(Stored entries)
____________
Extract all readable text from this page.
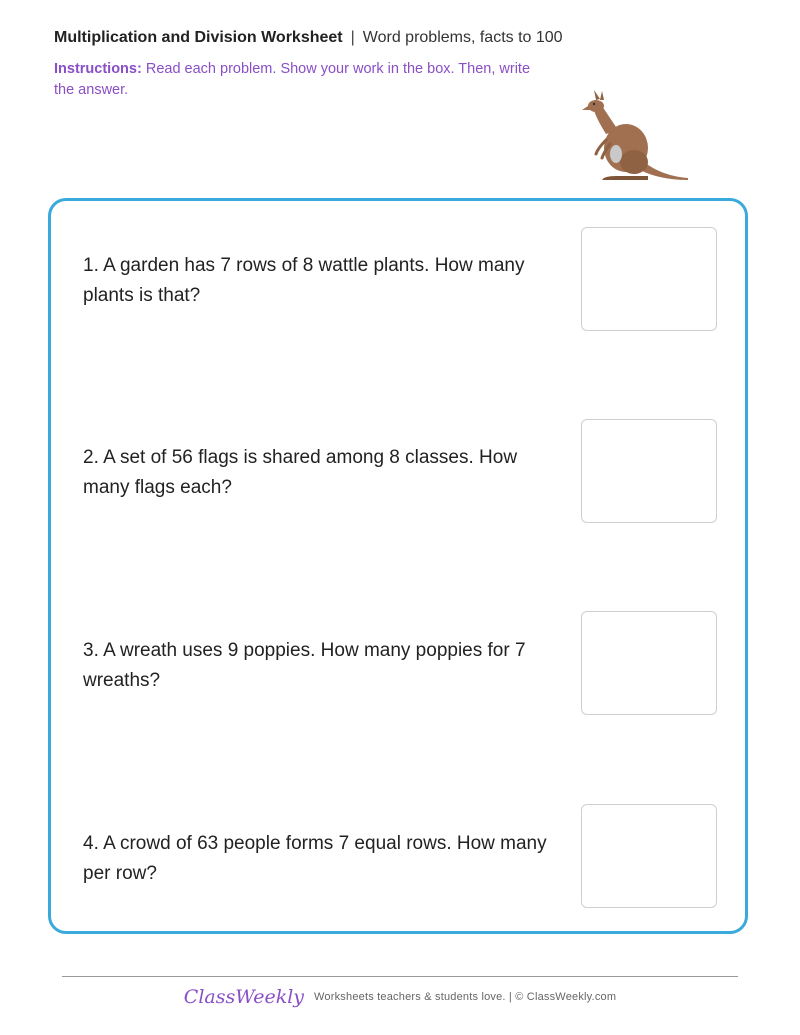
Multiplication and Division Worksheet | Word problems, facts to 100
Instructions: Read each problem. Show your work in the box. Then, write the answer.
1. A garden has 7 rows of 8 wattle plants. How many plants is that?
2. A set of 56 flags is shared among 8 classes. How many flags each?
3. A wreath uses 9 poppies. How many poppies for 7 wreaths?
4. A crowd of 63 people forms 7 equal rows. How many per row?
ClassWeekly Worksheets teachers & students love. | © ClassWeekly.com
____________
_Instructions to follow_
Replicate the material above verbatim; images stay out of the copy.

_Exercise answer_
Extract all readable text from this page.
Multiplication and Division Worksheet | Word problems, facts to 100
Instructions: Read each problem. Show your work in the box. Then, write the answer.
1. A garden has 7 rows of 8 wattle plants. How many plants is that?
2. A set of 56 flags is shared among 8 classes. How many flags each?
3. A wreath uses 9 poppies. How many poppies for 7 wreaths?
4. A crowd of 63 people forms 7 equal rows. How many per row?
ClassWeekly Worksheets teachers & students love. | © ClassWeekly.com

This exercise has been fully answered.